SOURCE DATA -
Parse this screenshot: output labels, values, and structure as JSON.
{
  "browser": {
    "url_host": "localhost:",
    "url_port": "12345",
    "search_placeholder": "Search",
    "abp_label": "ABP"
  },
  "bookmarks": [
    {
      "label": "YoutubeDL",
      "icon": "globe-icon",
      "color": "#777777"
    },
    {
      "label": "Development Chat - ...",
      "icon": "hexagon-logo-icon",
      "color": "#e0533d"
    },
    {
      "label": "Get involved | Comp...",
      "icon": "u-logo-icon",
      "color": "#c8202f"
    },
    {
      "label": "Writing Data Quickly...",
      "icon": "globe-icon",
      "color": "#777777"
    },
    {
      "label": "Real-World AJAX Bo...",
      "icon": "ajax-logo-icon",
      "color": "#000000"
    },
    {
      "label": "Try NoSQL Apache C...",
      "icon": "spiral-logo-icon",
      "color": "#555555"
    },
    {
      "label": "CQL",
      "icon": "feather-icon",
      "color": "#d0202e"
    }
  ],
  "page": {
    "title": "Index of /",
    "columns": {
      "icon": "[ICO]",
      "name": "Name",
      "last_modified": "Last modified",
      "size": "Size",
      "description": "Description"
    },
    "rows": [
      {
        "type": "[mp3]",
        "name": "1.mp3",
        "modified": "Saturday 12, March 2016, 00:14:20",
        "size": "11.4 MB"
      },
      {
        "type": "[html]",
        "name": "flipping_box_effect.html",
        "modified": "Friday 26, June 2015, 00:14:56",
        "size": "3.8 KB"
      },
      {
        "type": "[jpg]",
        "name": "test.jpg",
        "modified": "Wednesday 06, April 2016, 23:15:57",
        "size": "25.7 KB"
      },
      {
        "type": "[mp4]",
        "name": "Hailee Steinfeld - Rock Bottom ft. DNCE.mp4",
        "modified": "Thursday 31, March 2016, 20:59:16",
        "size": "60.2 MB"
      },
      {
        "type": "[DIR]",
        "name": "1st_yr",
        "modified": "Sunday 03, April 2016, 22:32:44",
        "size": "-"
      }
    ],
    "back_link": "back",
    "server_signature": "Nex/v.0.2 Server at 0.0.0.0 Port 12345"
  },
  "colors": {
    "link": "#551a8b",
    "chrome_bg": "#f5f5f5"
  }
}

JOB - Show every line from the listing above in which the string "modified" appears.

SOLUTION TO THE PROBLEM -
      "last_modified": "Last modified",
        "modified": "Saturday 12, March 2016, 00:14:20",
        "modified": "Friday 26, June 2015, 00:14:56",
        "modified": "Wednesday 06, April 2016, 23:15:57",
        "modified": "Thursday 31, March 2016, 20:59:16",
        "modified": "Sunday 03, April 2016, 22:32:44",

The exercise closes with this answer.